## JOB
Would you pull out every line of the material that contains the string "battery"?

## DATA IN THIS EXERCISE
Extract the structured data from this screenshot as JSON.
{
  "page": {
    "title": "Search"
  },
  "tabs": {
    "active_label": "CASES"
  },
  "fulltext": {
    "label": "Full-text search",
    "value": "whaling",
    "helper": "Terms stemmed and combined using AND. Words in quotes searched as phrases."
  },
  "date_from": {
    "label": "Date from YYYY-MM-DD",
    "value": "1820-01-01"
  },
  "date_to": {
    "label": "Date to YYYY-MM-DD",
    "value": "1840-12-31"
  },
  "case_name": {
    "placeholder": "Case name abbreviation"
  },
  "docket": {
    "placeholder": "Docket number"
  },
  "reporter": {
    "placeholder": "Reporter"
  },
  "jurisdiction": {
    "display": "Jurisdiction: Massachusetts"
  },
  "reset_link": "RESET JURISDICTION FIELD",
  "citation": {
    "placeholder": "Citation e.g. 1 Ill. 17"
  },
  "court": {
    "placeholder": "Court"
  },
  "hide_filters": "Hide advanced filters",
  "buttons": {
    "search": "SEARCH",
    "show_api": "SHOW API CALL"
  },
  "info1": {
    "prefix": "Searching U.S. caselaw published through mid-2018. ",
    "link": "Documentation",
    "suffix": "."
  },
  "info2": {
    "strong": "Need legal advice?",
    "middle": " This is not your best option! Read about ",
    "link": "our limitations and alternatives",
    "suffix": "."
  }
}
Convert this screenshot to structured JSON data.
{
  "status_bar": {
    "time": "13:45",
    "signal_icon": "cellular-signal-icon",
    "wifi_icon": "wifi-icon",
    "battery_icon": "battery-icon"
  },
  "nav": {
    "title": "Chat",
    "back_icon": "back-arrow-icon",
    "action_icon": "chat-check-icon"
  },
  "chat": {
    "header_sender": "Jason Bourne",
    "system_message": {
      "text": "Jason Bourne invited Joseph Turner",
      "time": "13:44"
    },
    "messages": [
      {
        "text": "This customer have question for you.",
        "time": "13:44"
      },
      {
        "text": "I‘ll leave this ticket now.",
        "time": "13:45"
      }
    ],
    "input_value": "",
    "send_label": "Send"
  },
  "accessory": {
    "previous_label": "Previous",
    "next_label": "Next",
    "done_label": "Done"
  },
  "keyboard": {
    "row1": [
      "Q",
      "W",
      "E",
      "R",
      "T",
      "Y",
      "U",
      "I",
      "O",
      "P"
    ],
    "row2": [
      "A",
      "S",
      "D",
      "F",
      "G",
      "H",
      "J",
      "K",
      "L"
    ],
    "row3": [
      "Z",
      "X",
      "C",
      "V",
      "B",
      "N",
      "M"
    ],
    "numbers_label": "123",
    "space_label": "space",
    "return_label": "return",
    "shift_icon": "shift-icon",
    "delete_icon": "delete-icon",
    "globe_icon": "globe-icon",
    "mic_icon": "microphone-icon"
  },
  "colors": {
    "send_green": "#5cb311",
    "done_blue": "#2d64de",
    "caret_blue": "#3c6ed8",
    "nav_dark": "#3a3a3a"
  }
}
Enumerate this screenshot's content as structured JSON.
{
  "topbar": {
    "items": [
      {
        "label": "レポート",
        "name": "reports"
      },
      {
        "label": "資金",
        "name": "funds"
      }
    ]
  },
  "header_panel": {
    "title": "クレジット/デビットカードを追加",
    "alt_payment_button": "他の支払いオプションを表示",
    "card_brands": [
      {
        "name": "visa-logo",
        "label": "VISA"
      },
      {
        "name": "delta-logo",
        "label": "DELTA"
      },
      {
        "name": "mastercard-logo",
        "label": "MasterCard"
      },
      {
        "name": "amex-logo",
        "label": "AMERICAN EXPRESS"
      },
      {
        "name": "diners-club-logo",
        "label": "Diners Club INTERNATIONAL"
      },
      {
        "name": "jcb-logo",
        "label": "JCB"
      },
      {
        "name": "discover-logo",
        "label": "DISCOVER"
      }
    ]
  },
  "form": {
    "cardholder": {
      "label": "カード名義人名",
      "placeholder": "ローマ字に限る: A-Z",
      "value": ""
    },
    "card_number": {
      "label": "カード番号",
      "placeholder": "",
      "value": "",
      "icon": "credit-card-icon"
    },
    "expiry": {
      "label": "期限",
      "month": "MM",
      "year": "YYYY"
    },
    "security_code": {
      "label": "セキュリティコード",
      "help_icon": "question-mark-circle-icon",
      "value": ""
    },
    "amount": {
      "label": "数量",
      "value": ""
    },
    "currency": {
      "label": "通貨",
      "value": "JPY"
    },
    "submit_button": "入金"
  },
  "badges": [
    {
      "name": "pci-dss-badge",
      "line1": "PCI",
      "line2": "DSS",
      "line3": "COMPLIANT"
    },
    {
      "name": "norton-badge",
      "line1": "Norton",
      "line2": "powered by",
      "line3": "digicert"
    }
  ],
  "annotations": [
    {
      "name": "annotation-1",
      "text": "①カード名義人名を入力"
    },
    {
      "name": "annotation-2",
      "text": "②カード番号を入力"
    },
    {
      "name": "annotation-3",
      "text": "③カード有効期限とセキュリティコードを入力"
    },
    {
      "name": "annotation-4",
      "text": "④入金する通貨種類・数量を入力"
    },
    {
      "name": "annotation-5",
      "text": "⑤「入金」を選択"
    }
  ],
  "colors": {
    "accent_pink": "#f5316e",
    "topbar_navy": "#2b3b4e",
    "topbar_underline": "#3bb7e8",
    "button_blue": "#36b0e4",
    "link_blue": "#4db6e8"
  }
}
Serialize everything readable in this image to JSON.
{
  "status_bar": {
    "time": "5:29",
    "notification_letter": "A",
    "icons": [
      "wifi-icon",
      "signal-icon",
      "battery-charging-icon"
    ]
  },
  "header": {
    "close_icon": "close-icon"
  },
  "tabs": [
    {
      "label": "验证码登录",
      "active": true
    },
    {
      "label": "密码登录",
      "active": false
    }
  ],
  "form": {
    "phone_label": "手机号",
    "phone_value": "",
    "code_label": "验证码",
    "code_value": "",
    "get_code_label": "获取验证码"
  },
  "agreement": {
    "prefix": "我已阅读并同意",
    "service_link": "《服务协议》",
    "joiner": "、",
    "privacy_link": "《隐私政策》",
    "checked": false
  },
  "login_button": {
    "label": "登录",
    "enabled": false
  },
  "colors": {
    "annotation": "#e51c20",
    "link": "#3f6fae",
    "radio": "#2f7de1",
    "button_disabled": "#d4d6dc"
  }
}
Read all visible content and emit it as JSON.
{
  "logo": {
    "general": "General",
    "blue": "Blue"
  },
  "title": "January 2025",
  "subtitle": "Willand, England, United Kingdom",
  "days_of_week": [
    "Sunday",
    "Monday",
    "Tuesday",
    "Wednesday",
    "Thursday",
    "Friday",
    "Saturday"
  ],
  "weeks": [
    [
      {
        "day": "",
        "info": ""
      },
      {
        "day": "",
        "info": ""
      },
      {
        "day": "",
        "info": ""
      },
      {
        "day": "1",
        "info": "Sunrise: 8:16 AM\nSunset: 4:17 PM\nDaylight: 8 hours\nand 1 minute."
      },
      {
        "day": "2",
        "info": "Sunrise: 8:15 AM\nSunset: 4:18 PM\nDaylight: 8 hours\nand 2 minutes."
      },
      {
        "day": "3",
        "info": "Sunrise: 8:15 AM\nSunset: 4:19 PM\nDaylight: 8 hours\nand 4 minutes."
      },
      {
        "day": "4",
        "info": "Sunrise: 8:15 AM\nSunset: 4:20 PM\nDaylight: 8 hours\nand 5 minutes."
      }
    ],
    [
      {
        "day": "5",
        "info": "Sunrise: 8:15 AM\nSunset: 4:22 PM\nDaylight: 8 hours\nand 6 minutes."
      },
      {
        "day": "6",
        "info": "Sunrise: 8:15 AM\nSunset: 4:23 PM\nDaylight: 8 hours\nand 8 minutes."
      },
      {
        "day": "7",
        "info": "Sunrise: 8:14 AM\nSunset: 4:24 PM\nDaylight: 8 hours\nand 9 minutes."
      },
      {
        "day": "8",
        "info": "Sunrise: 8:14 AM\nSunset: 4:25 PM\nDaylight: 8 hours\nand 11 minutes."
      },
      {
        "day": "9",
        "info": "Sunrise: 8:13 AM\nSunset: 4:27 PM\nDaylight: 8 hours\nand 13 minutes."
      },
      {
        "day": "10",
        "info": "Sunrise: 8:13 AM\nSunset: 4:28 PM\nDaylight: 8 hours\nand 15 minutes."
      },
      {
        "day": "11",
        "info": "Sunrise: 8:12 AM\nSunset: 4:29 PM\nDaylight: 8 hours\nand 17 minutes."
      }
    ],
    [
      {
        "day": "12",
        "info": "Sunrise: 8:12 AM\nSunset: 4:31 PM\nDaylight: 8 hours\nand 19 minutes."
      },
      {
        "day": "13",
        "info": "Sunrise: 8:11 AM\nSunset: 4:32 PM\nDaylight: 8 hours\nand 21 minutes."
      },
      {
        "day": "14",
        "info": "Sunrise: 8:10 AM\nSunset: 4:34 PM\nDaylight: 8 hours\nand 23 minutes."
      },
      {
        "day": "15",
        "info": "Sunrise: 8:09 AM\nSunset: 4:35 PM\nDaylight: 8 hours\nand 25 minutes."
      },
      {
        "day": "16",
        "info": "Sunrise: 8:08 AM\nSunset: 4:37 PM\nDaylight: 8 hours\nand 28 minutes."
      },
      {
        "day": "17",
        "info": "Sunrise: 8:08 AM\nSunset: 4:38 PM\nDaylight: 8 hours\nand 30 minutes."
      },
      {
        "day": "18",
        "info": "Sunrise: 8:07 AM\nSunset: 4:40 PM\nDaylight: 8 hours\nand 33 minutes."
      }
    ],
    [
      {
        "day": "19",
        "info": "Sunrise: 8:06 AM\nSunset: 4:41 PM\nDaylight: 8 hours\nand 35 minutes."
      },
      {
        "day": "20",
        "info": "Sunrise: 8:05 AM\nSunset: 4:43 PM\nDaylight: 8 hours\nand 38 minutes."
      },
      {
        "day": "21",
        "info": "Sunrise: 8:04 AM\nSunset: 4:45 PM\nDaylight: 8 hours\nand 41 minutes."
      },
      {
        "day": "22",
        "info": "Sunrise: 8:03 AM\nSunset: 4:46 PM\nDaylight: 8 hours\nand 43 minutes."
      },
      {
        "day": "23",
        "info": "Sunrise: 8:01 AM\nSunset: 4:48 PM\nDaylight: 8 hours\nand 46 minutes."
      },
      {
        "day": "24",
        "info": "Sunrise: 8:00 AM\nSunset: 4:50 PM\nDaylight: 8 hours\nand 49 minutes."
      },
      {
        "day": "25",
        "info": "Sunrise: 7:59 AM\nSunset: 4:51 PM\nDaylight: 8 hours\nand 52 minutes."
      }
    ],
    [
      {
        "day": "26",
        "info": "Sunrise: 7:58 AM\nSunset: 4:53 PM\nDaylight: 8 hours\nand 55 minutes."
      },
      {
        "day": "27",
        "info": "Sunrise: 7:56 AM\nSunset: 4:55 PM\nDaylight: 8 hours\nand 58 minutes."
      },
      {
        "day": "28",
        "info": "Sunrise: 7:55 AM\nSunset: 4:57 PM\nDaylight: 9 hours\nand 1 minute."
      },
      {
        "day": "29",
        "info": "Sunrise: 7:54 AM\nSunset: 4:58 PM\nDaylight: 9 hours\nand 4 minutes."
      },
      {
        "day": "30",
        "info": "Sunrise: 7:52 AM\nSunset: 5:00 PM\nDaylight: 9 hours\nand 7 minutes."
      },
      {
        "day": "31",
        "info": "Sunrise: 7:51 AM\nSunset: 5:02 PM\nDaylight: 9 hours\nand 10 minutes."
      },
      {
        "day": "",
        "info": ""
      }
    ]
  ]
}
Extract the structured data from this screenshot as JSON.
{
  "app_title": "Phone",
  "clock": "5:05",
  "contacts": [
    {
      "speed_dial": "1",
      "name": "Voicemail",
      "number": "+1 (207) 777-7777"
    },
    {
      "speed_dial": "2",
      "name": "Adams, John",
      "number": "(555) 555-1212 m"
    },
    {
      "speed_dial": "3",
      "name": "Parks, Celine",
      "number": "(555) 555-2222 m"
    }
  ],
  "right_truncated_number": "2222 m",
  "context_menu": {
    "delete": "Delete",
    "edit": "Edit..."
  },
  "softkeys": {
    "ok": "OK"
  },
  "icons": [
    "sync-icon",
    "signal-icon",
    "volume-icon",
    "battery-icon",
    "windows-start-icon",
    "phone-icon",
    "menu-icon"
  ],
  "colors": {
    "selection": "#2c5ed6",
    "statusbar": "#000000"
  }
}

## OUTPUT BELOW
    "battery_icon": "battery-icon"
      "battery-charging-icon"
    "battery-icon",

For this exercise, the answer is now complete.